** TASK INSTRUCTIONS **
Copy out all lines with the word "Update" in them.

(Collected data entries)
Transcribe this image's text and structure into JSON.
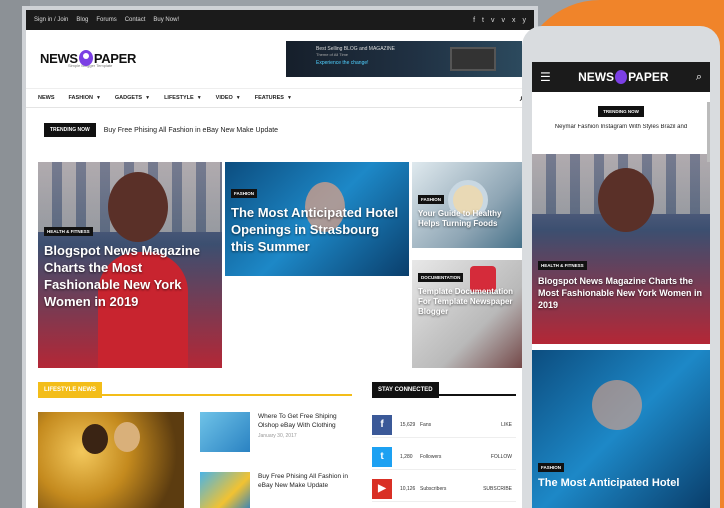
{
  "topbar": {
    "links": [
      "Sign in / Join",
      "Blog",
      "Forums",
      "Contact",
      "Buy Now!"
    ],
    "social": [
      "f",
      "t",
      "v",
      "v",
      "x",
      "y"
    ]
  },
  "logo": {
    "news": "NEWS",
    "paper": "PAPER",
    "tagline": "Simple Blogger Template"
  },
  "ad": {
    "line1": "Best Selling BLOG and MAGAZINE",
    "line2": "Theme of All Time",
    "line3": "Experience the change!"
  },
  "nav": {
    "items": [
      "NEWS",
      "FASHION",
      "GADGETS",
      "LIFESTYLE",
      "VIDEO",
      "FEATURES"
    ]
  },
  "trending": {
    "badge": "TRENDING NOW",
    "text": "Buy Free Phising All Fashion in eBay New Make Update"
  },
  "tiles": [
    {
      "tag": "HEALTH & FITNESS",
      "title": "Blogspot News Magazine Charts the Most Fashionable New York Women in 2019"
    },
    {
      "tag": "FASHION",
      "title": "The Most Anticipated Hotel Openings in Strasbourg this Summer"
    },
    {
      "tag": "FASHION",
      "title": "Your Guide to Healthy Helps Turning Foods"
    },
    {
      "tag": "DOCUMENTATION",
      "title": "Template Documentation For Template Newspaper Blogger"
    }
  ],
  "sections": {
    "lifestyle": "LIFESTYLE NEWS",
    "stay": "STAY CONNECTED"
  },
  "list": [
    {
      "title": "Where To Get Free Shiping Olshop eBay With Clothing",
      "date": "January 30, 2017"
    },
    {
      "title": "Buy Free Phising All Fashion in eBay New Make Update",
      "date": ""
    }
  ],
  "social_counters": [
    {
      "icon": "f",
      "count": "15,629",
      "label": "Fans",
      "action": "LIKE"
    },
    {
      "icon": "t",
      "count": "1,280",
      "label": "Followers",
      "action": "FOLLOW"
    },
    {
      "icon": "▶",
      "count": "10,126",
      "label": "Subscribers",
      "action": "SUBSCRIBE"
    }
  ],
  "mobile": {
    "logo": {
      "news": "NEWS",
      "paper": "PAPER"
    },
    "trending_badge": "TRENDING NOW",
    "trending_text": "Neymar Fashion Instagram With Styles Brazil and",
    "tile1": {
      "tag": "HEALTH & FITNESS",
      "title": "Blogspot News Magazine Charts the Most Fashionable New York Women in 2019"
    },
    "tile2": {
      "tag": "FASHION",
      "title": "The Most Anticipated Hotel"
    }
  },
  "colors": {
    "accent_yellow": "#f3bd19",
    "orange_bg": "#f0842a",
    "brand_purple": "#7b3fe4"
  }
}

** OUTPUT FOR THIS EXERCISE **
    "text": "Buy Free Phising All Fashion in eBay New Make Update"
      "title": "Buy Free Phising All Fashion in eBay New Make Update",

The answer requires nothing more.